**WHAT YOU WILL DO**
(1) In the passage on the merkaba meditation, write out the part that begins at "In the 1990s, teacher" and stops after "any single teacher.", substituting "each morning" for "daily".
(2) Decide whether each statement below agrees with the passage on the merkaba meditation. Answer yes or no and quote the deciding words from the passage.
(a) The Ba was the vital life force that animated the body.
(b) The Egyptian mystery schools reserved the merkaba for advanced students.
(c) Melchizedek's teachings produced a structured 12-breath practice.
(3) Go on with the passage on the merkaba meditation, starting right after its last sentence.

**SELECTED TEXT**
In the 1990s, teacher Drunvalo Melchizedek brought the merkaba meditation to widespread attention through his Flower of Life workshops and his books The Ancient Secret of the Flower of Life (Volumes I and II). His teachings synthesized Egyptian, Hebrew, and indigenous spiritual traditions into a structured 17-breath practice that could be learned and repeated daily. While Melchizedek popularized the technique, the core practice draws from knowledge that predates any single teacher.
Ancient Origins: Egypt, Hebrew Mysticism, and Beyond
The oldest references to the merkaba appear in ancient Egyptian spiritual texts and temple inscriptions. The Egyptian mystery schools, those secretive centers of training housed within and beneath the great temples at Luxor, Abydos, Karnak, and Saqqara, taught initiates a complete system of consciousness expansion. The merkaba was considered the highest practice, reserved for advanced students who had already mastered breath control, meditation, and energy work.
Egyptian cosmology placed enormous emphasis on the Ka and Ba. The Ka was the vital life force that animated the body. The Ba was the soul that could travel between the physical and spiritual worlds. Upon death, the Egyptian goal was not simply to "go to heaven" but to consciously navigate the afterlife realms in full awareness. The activated merkaba was the vehicle that made this navigation possible. Tomb paintings in the Valley of the Kings depict geometric light structures surrounding the pharaoh's body during the journey to the Duat (the Egyptian underworld).

**DATASET SECTION**
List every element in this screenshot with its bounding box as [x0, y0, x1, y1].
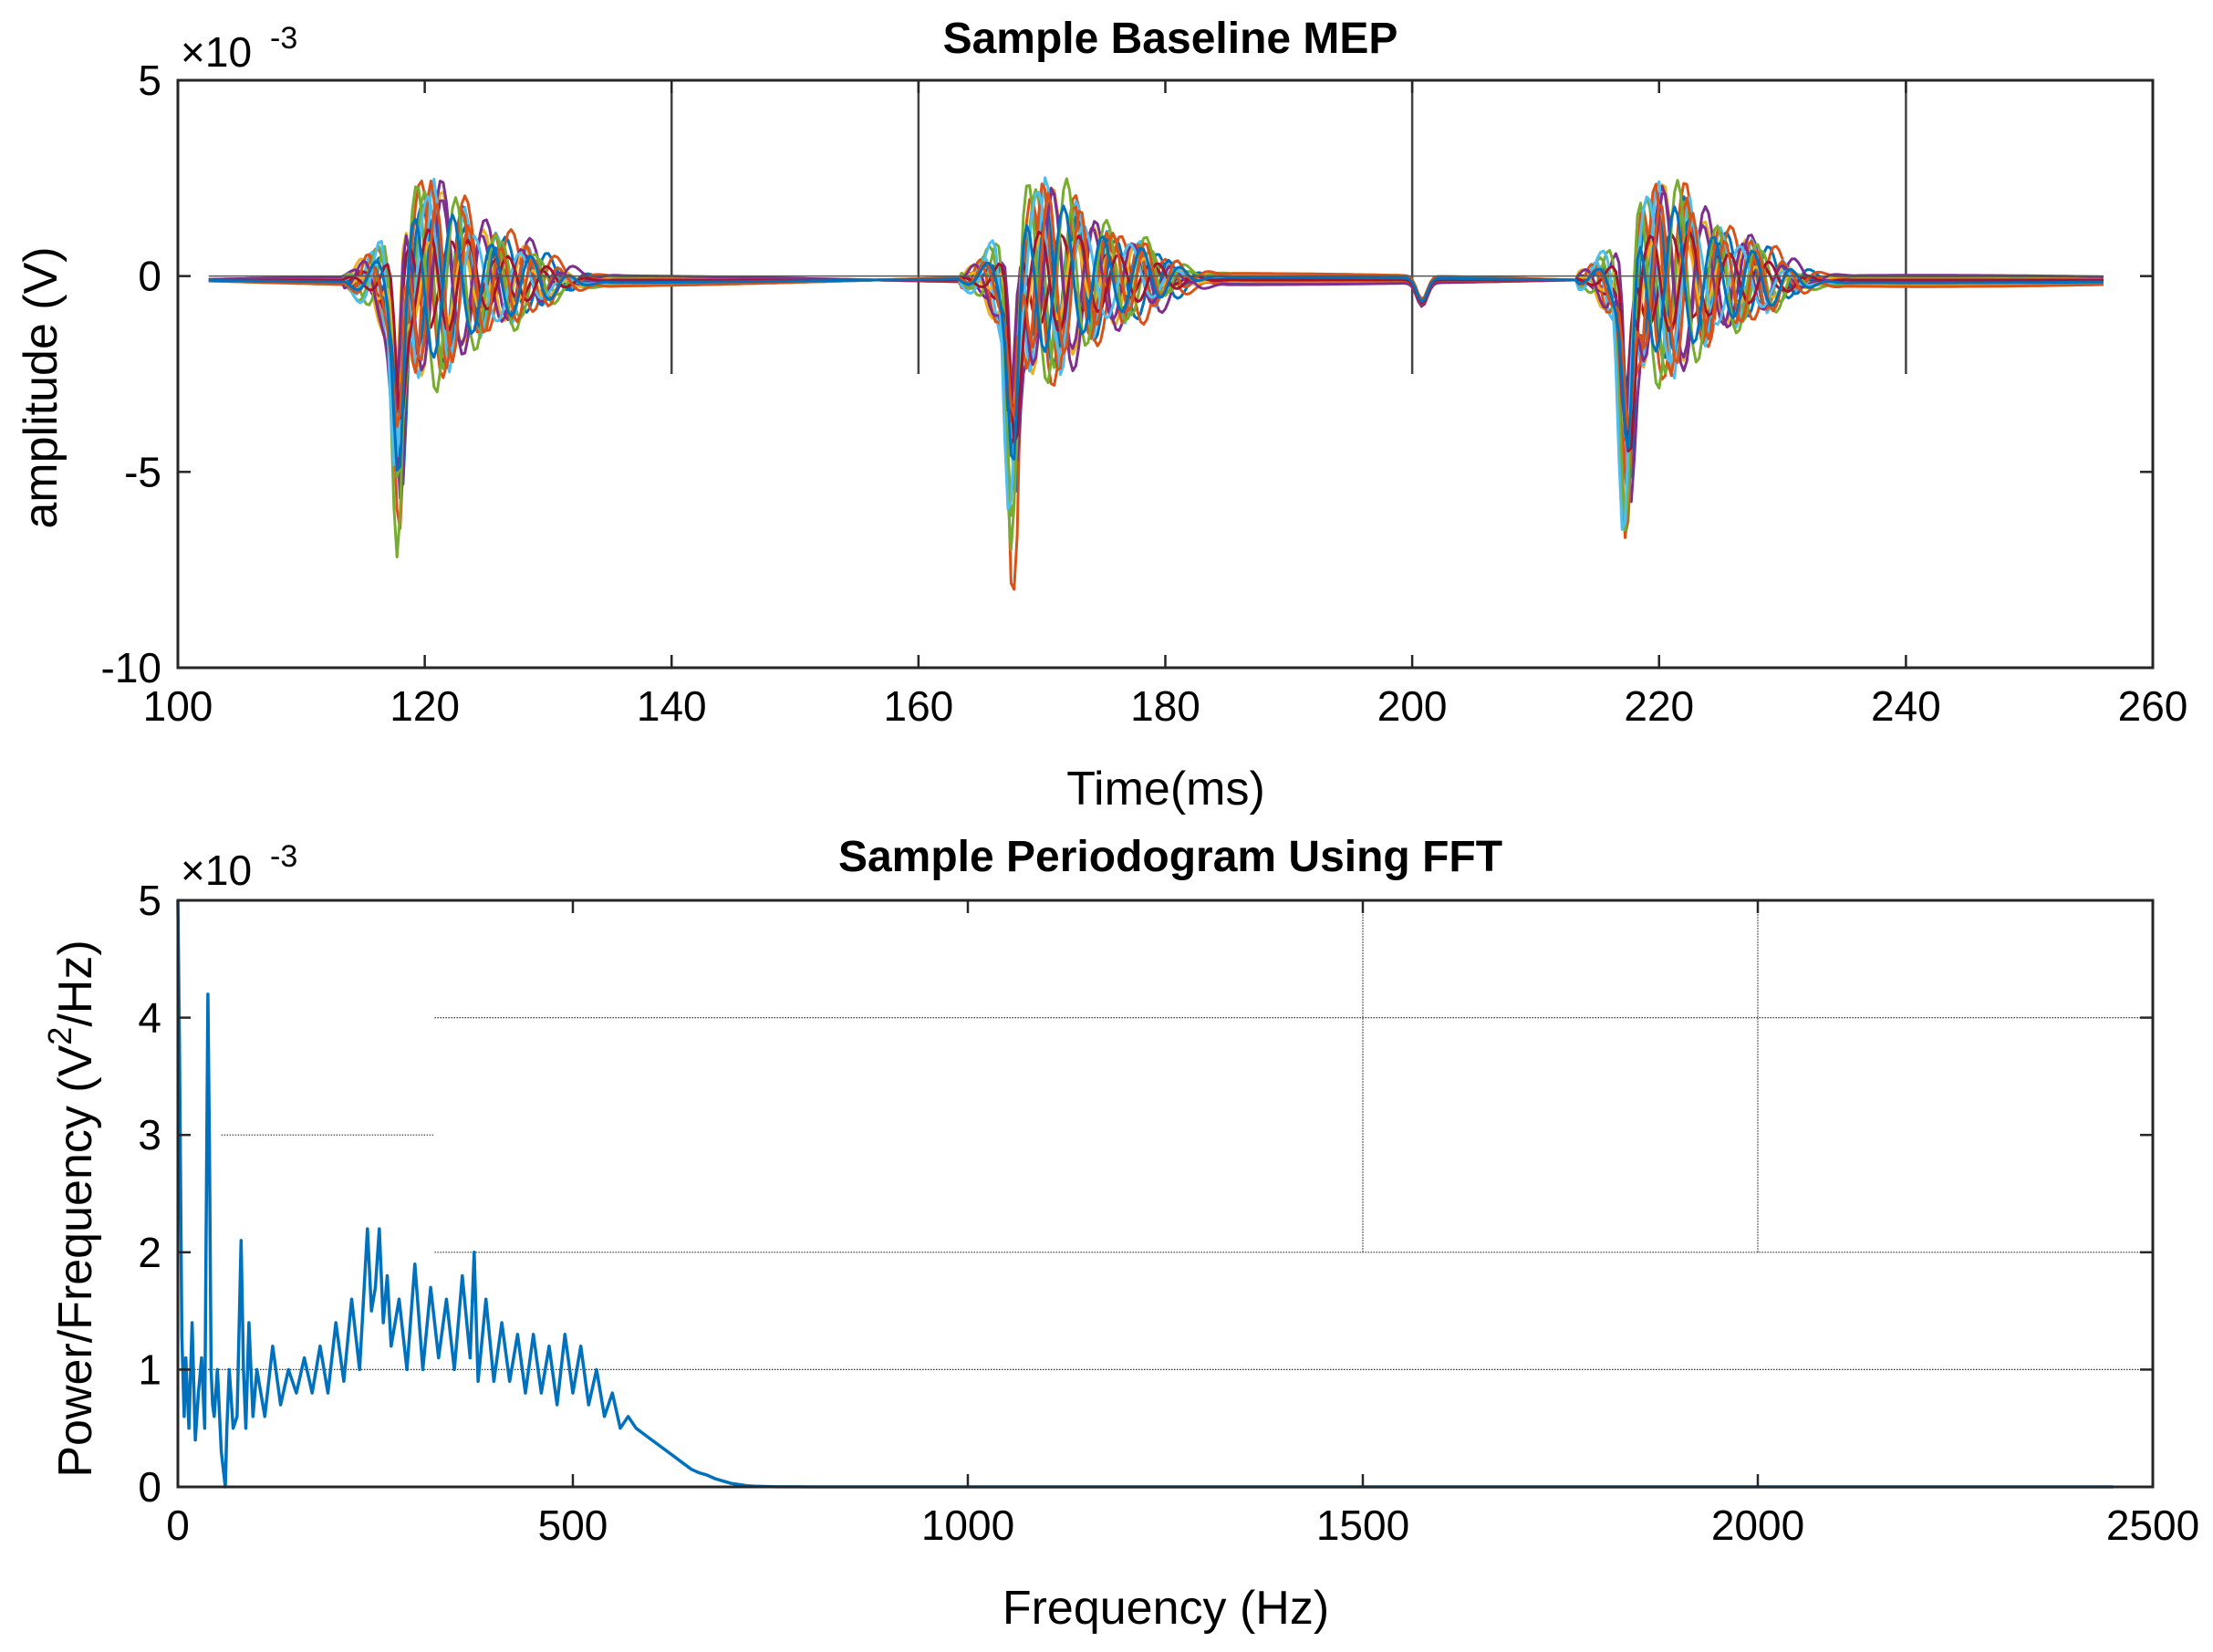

**OUTPUTS IN ORDER**
(1)
In the 1990s, teacher Drunvalo Melchizedek brought the merkaba meditation to widespread attention through his Flower of Life workshops and his books The Ancient Secret of the Flower of Life (Volumes I and II). His teachings synthesized Egyptian, Hebrew, and indigenous spiritual traditions into a structured 17-breath practice that could be learned and repeated each morning. While Melchizedek popularized the technique, the core practice draws from knowledge that predates any single teacher.

(2)
(a) No: "The Ka was the vital life force that animated the body."
(b) Yes: "reserved for advanced students who had already mastered breath control, meditation, and energy work."
(c) No: "a structured 17-breath practice that could be learned and repeated daily."

(3)
[Image: Egyptian temple wall with hieroglyphics and geometric light body symbols, star tetrahedron patterns in gold and lapis lazuli blue]
In Hebrew mysticism, the merkavah tradition represents one of the most ancient and closely guarded strands of Jewish esotericism. The prophet Ezekiel's famous vision in Chapter 1 of the Book of Ezekiel describes a "chariot of God" composed of spinning wheels within wheels, living creatures with four faces, and a throne of sapphire surrounded by fire and lightning. The Hebrew word merkavah literally means "chariot." Scholars of Kabbalah interpret Ezekiel's vision not as a physical chariot but as a description of the divine energy vehicle that surrounds and transports consciousness through higher dimensions.
The Hekhalot literature, a body of Jewish mystical texts from the first centuries CE, contains detailed instructions for the "descent to the chariot," a meditation practice in which the practitioner visualizes ascending through seven celestial palaces while seated in the merkavah. These texts describe the experience in terms that closely parallel later descriptions of merkaba activation: spinning light, geometric forms, a sense of the body dissolving into luminous energy, and encounters with beings of pure light.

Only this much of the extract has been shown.